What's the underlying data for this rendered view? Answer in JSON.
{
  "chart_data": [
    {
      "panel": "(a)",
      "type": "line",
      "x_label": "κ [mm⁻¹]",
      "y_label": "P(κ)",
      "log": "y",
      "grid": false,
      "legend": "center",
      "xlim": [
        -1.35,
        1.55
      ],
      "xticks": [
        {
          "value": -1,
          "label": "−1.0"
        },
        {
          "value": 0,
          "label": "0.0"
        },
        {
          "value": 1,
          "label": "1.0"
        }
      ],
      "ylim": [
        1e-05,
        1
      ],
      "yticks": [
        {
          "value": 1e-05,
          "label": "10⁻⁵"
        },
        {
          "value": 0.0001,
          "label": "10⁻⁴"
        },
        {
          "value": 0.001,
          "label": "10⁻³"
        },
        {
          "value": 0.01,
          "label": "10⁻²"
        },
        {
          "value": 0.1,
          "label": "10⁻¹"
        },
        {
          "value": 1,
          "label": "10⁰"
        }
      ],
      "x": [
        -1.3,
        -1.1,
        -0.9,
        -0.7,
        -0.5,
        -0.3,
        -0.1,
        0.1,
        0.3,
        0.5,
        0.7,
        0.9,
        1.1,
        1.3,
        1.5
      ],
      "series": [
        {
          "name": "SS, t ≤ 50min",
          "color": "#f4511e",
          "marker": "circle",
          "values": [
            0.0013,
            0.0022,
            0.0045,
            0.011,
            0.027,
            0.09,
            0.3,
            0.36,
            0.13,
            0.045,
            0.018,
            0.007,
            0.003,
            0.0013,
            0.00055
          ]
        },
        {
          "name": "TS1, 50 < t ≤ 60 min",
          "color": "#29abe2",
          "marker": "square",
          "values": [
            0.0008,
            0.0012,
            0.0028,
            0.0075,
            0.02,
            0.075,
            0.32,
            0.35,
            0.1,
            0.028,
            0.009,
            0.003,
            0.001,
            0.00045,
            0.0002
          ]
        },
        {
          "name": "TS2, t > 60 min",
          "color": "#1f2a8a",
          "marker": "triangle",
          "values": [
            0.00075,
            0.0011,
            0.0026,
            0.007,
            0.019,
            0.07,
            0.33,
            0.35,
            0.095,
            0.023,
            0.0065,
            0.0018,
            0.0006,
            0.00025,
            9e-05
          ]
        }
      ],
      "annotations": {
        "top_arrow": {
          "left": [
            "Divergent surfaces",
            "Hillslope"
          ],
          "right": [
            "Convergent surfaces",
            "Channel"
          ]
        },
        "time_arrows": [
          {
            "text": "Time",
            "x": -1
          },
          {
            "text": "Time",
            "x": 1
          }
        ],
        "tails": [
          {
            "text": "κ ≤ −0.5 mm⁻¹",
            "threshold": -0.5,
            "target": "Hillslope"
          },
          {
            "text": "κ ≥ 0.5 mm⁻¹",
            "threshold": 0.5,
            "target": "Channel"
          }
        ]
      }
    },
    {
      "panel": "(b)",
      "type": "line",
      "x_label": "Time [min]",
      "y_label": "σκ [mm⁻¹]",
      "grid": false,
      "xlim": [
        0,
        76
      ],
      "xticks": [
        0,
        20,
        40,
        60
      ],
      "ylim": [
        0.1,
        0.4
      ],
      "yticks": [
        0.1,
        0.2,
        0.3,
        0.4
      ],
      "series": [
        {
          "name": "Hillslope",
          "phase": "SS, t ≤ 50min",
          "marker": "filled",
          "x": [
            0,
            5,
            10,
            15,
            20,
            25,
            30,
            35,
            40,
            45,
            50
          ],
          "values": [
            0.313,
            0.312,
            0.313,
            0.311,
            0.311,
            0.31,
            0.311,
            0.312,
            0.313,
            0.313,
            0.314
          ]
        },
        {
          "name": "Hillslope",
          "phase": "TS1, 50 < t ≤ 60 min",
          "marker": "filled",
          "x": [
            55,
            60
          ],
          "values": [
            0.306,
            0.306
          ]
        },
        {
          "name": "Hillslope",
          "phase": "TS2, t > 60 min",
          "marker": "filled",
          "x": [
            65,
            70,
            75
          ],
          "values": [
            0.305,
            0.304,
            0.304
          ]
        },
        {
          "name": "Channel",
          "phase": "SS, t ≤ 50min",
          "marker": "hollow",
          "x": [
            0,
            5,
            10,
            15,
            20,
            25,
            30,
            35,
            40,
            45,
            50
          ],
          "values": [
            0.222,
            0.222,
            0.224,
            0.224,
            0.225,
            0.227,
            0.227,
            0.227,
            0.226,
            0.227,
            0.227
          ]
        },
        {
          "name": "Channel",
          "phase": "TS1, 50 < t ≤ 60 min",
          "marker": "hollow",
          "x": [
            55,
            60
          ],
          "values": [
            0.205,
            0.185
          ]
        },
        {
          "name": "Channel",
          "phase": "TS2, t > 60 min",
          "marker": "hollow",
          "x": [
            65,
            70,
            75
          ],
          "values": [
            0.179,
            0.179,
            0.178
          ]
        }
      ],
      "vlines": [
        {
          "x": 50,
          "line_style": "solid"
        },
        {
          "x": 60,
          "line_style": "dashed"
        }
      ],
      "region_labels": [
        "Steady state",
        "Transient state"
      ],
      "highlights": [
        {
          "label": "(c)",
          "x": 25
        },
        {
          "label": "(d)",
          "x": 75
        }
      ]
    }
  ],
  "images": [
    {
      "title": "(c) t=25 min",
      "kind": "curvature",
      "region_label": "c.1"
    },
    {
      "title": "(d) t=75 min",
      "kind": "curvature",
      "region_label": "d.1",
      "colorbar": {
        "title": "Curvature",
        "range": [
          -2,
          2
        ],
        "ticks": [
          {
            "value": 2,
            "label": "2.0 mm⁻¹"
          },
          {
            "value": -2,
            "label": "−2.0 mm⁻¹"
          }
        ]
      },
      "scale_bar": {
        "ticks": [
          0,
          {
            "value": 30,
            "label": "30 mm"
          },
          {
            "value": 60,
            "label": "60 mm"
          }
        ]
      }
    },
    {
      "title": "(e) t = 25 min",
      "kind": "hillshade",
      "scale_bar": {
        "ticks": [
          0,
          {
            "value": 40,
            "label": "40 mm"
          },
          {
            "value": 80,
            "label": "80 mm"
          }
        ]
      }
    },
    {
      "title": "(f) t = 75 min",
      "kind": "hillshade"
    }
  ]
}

##############################

**WHAT IS NEEDED:**
Repeat all entries. Match them exactly.

**SOLVED PROBLEM:**
What's the underlying data for this rendered view? Answer in JSON.
{
  "chart_data": [
    {
      "panel": "(a)",
      "type": "line",
      "x_label": "κ [mm⁻¹]",
      "y_label": "P(κ)",
      "log": "y",
      "grid": false,
      "legend": "center",
      "xlim": [
        -1.35,
        1.55
      ],
      "xticks": [
        {
          "value": -1,
          "label": "−1.0"
        },
        {
          "value": 0,
          "label": "0.0"
        },
        {
          "value": 1,
          "label": "1.0"
        }
      ],
      "ylim": [
        1e-05,
        1
      ],
      "yticks": [
        {
          "value": 1e-05,
          "label": "10⁻⁵"
        },
        {
          "value": 0.0001,
          "label": "10⁻⁴"
        },
        {
          "value": 0.001,
          "label": "10⁻³"
        },
        {
          "value": 0.01,
          "label": "10⁻²"
        },
        {
          "value": 0.1,
          "label": "10⁻¹"
        },
        {
          "value": 1,
          "label": "10⁰"
        }
      ],
      "x": [
        -1.3,
        -1.1,
        -0.9,
        -0.7,
        -0.5,
        -0.3,
        -0.1,
        0.1,
        0.3,
        0.5,
        0.7,
        0.9,
        1.1,
        1.3,
        1.5
      ],
      "series": [
        {
          "name": "SS, t ≤ 50min",
          "color": "#f4511e",
          "marker": "circle",
          "values": [
            0.0013,
            0.0022,
            0.0045,
            0.011,
            0.027,
            0.09,
            0.3,
            0.36,
            0.13,
            0.045,
            0.018,
            0.007,
            0.003,
            0.0013,
            0.00055
          ]
        },
        {
          "name": "TS1, 50 < t ≤ 60 min",
          "color": "#29abe2",
          "marker": "square",
          "values": [
            0.0008,
            0.0012,
            0.0028,
            0.0075,
            0.02,
            0.075,
            0.32,
            0.35,
            0.1,
            0.028,
            0.009,
            0.003,
            0.001,
            0.00045,
            0.0002
          ]
        },
        {
          "name": "TS2, t > 60 min",
          "color": "#1f2a8a",
          "marker": "triangle",
          "values": [
            0.00075,
            0.0011,
            0.0026,
            0.007,
            0.019,
            0.07,
            0.33,
            0.35,
            0.095,
            0.023,
            0.0065,
            0.0018,
            0.0006,
            0.00025,
            9e-05
          ]
        }
      ],
      "annotations": {
        "top_arrow": {
          "left": [
            "Divergent surfaces",
            "Hillslope"
          ],
          "right": [
            "Convergent surfaces",
            "Channel"
          ]
        },
        "time_arrows": [
          {
            "text": "Time",
            "x": -1
          },
          {
            "text": "Time",
            "x": 1
          }
        ],
        "tails": [
          {
            "text": "κ ≤ −0.5 mm⁻¹",
            "threshold": -0.5,
            "target": "Hillslope"
          },
          {
            "text": "κ ≥ 0.5 mm⁻¹",
            "threshold": 0.5,
            "target": "Channel"
          }
        ]
      }
    },
    {
      "panel": "(b)",
      "type": "line",
      "x_label": "Time [min]",
      "y_label": "σκ [mm⁻¹]",
      "grid": false,
      "xlim": [
        0,
        76
      ],
      "xticks": [
        0,
        20,
        40,
        60
      ],
      "ylim": [
        0.1,
        0.4
      ],
      "yticks": [
        0.1,
        0.2,
        0.3,
        0.4
      ],
      "series": [
        {
          "name": "Hillslope",
          "phase": "SS, t ≤ 50min",
          "marker": "filled",
          "x": [
            0,
            5,
            10,
            15,
            20,
            25,
            30,
            35,
            40,
            45,
            50
          ],
          "values": [
            0.313,
            0.312,
            0.313,
            0.311,
            0.311,
            0.31,
            0.311,
            0.312,
            0.313,
            0.313,
            0.314
          ]
        },
        {
          "name": "Hillslope",
          "phase": "TS1, 50 < t ≤ 60 min",
          "marker": "filled",
          "x": [
            55,
            60
          ],
          "values": [
            0.306,
            0.306
          ]
        },
        {
          "name": "Hillslope",
          "phase": "TS2, t > 60 min",
          "marker": "filled",
          "x": [
            65,
            70,
            75
          ],
          "values": [
            0.305,
            0.304,
            0.304
          ]
        },
        {
          "name": "Channel",
          "phase": "SS, t ≤ 50min",
          "marker": "hollow",
          "x": [
            0,
            5,
            10,
            15,
            20,
            25,
            30,
            35,
            40,
            45,
            50
          ],
          "values": [
            0.222,
            0.222,
            0.224,
            0.224,
            0.225,
            0.227,
            0.227,
            0.227,
            0.226,
            0.227,
            0.227
          ]
        },
        {
          "name": "Channel",
          "phase": "TS1, 50 < t ≤ 60 min",
          "marker": "hollow",
          "x": [
            55,
            60
          ],
          "values": [
            0.205,
            0.185
          ]
        },
        {
          "name": "Channel",
          "phase": "TS2, t > 60 min",
          "marker": "hollow",
          "x": [
            65,
            70,
            75
          ],
          "values": [
            0.179,
            0.179,
            0.178
          ]
        }
      ],
      "vlines": [
        {
          "x": 50,
          "line_style": "solid"
        },
        {
          "x": 60,
          "line_style": "dashed"
        }
      ],
      "region_labels": [
        "Steady state",
        "Transient state"
      ],
      "highlights": [
        {
          "label": "(c)",
          "x": 25
        },
        {
          "label": "(d)",
          "x": 75
        }
      ]
    }
  ],
  "images": [
    {
      "title": "(c) t=25 min",
      "kind": "curvature",
      "region_label": "c.1"
    },
    {
      "title": "(d) t=75 min",
      "kind": "curvature",
      "region_label": "d.1",
      "colorbar": {
        "title": "Curvature",
        "range": [
          -2,
          2
        ],
        "ticks": [
          {
            "value": 2,
            "label": "2.0 mm⁻¹"
          },
          {
            "value": -2,
            "label": "−2.0 mm⁻¹"
          }
        ]
      },
      "scale_bar": {
        "ticks": [
          0,
          {
            "value": 30,
            "label": "30 mm"
          },
          {
            "value": 60,
            "label": "60 mm"
          }
        ]
      }
    },
    {
      "title": "(e) t = 25 min",
      "kind": "hillshade",
      "scale_bar": {
        "ticks": [
          0,
          {
            "value": 40,
            "label": "40 mm"
          },
          {
            "value": 80,
            "label": "80 mm"
          }
        ]
      }
    },
    {
      "title": "(f) t = 75 min",
      "kind": "hillshade"
    }
  ]
}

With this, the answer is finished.